__Task requirements__: Transcribe every line, keeping it exact.
[START Records provided]
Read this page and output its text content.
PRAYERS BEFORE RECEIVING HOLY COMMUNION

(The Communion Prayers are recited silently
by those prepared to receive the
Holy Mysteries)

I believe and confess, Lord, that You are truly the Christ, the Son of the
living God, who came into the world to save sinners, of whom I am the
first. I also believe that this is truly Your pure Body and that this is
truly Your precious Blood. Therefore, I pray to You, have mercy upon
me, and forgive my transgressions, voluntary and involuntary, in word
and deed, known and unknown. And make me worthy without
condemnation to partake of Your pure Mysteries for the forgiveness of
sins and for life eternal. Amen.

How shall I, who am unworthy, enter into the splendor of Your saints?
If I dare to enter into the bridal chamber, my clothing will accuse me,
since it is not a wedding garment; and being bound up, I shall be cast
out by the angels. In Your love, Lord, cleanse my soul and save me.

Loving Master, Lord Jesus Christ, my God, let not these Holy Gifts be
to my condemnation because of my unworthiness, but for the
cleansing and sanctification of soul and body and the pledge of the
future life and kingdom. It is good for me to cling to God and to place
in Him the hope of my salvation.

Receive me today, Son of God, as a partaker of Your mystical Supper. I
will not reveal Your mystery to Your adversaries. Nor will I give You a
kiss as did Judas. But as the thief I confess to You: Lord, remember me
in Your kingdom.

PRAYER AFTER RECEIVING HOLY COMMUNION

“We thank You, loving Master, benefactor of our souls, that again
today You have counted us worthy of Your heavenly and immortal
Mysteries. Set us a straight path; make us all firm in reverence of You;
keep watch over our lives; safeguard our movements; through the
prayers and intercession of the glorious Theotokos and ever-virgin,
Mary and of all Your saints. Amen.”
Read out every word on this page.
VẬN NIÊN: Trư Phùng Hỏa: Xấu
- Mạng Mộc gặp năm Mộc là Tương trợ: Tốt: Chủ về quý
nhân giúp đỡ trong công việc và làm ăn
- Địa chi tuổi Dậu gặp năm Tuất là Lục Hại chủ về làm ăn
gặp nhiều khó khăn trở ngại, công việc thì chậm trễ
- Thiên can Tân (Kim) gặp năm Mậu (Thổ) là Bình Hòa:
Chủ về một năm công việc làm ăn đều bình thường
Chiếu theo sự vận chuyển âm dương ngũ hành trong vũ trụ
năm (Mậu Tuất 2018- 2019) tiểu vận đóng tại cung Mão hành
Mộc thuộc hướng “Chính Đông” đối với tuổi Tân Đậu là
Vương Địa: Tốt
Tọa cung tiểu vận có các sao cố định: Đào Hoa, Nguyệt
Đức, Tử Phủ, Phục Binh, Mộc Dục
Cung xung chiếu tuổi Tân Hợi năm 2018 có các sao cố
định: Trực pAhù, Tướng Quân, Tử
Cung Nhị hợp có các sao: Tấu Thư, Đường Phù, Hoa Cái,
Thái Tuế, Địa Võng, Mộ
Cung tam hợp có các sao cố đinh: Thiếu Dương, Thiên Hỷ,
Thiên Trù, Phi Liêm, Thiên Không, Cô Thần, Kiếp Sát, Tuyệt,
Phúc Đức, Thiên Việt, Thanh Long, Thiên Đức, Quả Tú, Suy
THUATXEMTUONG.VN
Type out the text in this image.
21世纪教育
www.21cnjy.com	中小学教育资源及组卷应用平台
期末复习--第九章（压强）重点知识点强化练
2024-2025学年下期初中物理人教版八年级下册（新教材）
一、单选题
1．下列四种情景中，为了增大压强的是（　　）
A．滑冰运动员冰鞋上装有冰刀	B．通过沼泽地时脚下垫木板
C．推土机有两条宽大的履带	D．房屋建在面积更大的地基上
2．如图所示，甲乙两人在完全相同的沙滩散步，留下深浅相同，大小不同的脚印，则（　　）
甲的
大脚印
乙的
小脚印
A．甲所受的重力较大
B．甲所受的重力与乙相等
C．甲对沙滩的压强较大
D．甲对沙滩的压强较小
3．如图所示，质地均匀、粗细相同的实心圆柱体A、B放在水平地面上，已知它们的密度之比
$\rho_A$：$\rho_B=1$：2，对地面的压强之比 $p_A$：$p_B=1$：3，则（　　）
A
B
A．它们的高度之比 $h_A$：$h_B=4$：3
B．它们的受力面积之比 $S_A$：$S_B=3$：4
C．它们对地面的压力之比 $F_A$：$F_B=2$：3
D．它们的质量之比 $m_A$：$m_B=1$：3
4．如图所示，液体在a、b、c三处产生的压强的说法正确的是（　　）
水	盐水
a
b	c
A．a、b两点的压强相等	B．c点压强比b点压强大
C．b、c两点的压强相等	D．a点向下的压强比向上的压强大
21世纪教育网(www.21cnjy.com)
[END Records provided]
__Written solution__:
Read this page and output its text content.
PRAYERS BEFORE RECEIVING HOLY COMMUNION

(The Communion Prayers are recited silently
by those prepared to receive the
Holy Mysteries)

I believe and confess, Lord, that You are truly the Christ, the Son of the
living God, who came into the world to save sinners, of whom I am the
first. I also believe that this is truly Your pure Body and that this is
truly Your precious Blood. Therefore, I pray to You, have mercy upon
me, and forgive my transgressions, voluntary and involuntary, in word
and deed, known and unknown. And make me worthy without
condemnation to partake of Your pure Mysteries for the forgiveness of
sins and for life eternal. Amen.

How shall I, who am unworthy, enter into the splendor of Your saints?
If I dare to enter into the bridal chamber, my clothing will accuse me,
since it is not a wedding garment; and being bound up, I shall be cast
out by the angels. In Your love, Lord, cleanse my soul and save me.

Loving Master, Lord Jesus Christ, my God, let not these Holy Gifts be
to my condemnation because of my unworthiness, but for the
cleansing and sanctification of soul and body and the pledge of the
future life and kingdom. It is good for me to cling to God and to place
in Him the hope of my salvation.

Receive me today, Son of God, as a partaker of Your mystical Supper. I
will not reveal Your mystery to Your adversaries. Nor will I give You a
kiss as did Judas. But as the thief I confess to You: Lord, remember me
in Your kingdom.

PRAYER AFTER RECEIVING HOLY COMMUNION

“We thank You, loving Master, benefactor of our souls, that again
today You have counted us worthy of Your heavenly and immortal
Mysteries. Set us a straight path; make us all firm in reverence of You;
keep watch over our lives; safeguard our movements; through the
prayers and intercession of the glorious Theotokos and ever-virgin,
Mary and of all Your saints. Amen.”
Read out every word on this page.
VẬN NIÊN: Trư Phùng Hỏa: Xấu
- Mạng Mộc gặp năm Mộc là Tương trợ: Tốt: Chủ về quý
nhân giúp đỡ trong công việc và làm ăn
- Địa chi tuổi Dậu gặp năm Tuất là Lục Hại chủ về làm ăn
gặp nhiều khó khăn trở ngại, công việc thì chậm trễ
- Thiên can Tân (Kim) gặp năm Mậu (Thổ) là Bình Hòa:
Chủ về một năm công việc làm ăn đều bình thường
Chiếu theo sự vận chuyển âm dương ngũ hành trong vũ trụ
năm (Mậu Tuất 2018- 2019) tiểu vận đóng tại cung Mão hành
Mộc thuộc hướng “Chính Đông” đối với tuổi Tân Đậu là
Vương Địa: Tốt
Tọa cung tiểu vận có các sao cố định: Đào Hoa, Nguyệt
Đức, Tử Phủ, Phục Binh, Mộc Dục
Cung xung chiếu tuổi Tân Hợi năm 2018 có các sao cố
định: Trực pAhù, Tướng Quân, Tử
Cung Nhị hợp có các sao: Tấu Thư, Đường Phù, Hoa Cái,
Thái Tuế, Địa Võng, Mộ
Cung tam hợp có các sao cố đinh: Thiếu Dương, Thiên Hỷ,
Thiên Trù, Phi Liêm, Thiên Không, Cô Thần, Kiếp Sát, Tuyệt,
Phúc Đức, Thiên Việt, Thanh Long, Thiên Đức, Quả Tú, Suy
THUATXEMTUONG.VN
Type out the text in this image.
21世纪教育
www.21cnjy.com	中小学教育资源及组卷应用平台
期末复习--第九章（压强）重点知识点强化练
2024-2025学年下期初中物理人教版八年级下册（新教材）
一、单选题
1．下列四种情景中，为了增大压强的是（　　）
A．滑冰运动员冰鞋上装有冰刀	B．通过沼泽地时脚下垫木板
C．推土机有两条宽大的履带	D．房屋建在面积更大的地基上
2．如图所示，甲乙两人在完全相同的沙滩散步，留下深浅相同，大小不同的脚印，则（　　）
甲的
大脚印
乙的
小脚印
A．甲所受的重力较大
B．甲所受的重力与乙相等
C．甲对沙滩的压强较大
D．甲对沙滩的压强较小
3．如图所示，质地均匀、粗细相同的实心圆柱体A、B放在水平地面上，已知它们的密度之比
$\rho_A$：$\rho_B=1$：2，对地面的压强之比 $p_A$：$p_B=1$：3，则（　　）
A
B
A．它们的高度之比 $h_A$：$h_B=4$：3
B．它们的受力面积之比 $S_A$：$S_B=3$：4
C．它们对地面的压力之比 $F_A$：$F_B=2$：3
D．它们的质量之比 $m_A$：$m_B=1$：3
4．如图所示，液体在a、b、c三处产生的压强的说法正确的是（　　）
水	盐水
a
b	c
A．a、b两点的压强相等	B．c点压强比b点压强大
C．b、c两点的压强相等	D．a点向下的压强比向上的压强大
21世纪教育网(www.21cnjy.com)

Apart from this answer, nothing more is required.